(Records from a collection)
◇ ◇ ◇ ◇ ◇ ◇ ◇

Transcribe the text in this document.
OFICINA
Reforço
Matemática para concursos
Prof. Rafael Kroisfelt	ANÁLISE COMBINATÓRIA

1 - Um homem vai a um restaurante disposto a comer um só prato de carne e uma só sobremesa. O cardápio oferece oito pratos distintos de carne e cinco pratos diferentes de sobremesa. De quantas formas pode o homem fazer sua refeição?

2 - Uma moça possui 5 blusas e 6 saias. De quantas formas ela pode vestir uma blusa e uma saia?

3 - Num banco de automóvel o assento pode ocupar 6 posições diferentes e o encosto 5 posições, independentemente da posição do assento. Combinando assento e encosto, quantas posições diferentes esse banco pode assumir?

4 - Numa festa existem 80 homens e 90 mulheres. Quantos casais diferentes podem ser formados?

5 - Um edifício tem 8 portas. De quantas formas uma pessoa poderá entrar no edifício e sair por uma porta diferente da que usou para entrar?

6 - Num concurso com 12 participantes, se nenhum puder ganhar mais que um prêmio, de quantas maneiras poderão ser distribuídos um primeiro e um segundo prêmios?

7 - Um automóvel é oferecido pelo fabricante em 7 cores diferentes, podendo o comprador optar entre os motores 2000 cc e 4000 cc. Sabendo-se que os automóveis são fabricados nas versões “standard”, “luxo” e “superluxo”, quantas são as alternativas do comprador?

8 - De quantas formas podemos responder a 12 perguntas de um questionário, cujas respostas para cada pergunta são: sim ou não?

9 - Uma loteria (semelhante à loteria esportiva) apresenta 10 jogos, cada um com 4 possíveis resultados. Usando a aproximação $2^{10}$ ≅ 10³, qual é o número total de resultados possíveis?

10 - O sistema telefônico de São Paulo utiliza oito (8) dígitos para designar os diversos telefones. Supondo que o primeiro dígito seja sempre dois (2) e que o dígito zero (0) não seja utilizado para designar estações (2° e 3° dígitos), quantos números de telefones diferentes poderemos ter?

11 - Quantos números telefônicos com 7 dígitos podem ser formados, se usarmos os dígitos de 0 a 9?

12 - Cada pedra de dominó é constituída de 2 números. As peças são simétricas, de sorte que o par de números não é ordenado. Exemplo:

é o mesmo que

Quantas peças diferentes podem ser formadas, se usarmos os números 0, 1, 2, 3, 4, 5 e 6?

◇ ◇ ◇ ◇ ◇ ◇ ◇

What is asked.
From the entries above, collect every line with the string "para" in it.

Solution.
Matemática para concursos
5 - Um edifício tem 8 portas. De quantas formas uma pessoa poderá entrar no edifício e sair por uma porta diferente da que usou para entrar?
8 - De quantas formas podemos responder a 12 perguntas de um questionário, cujas respostas para cada pergunta são: sim ou não?
10 - O sistema telefônico de São Paulo utiliza oito (8) dígitos para designar os diversos telefones. Supondo que o primeiro dígito seja sempre dois (2) e que o dígito zero (0) não seja utilizado para designar estações (2° e 3° dígitos), quantos números de telefones diferentes poderemos ter?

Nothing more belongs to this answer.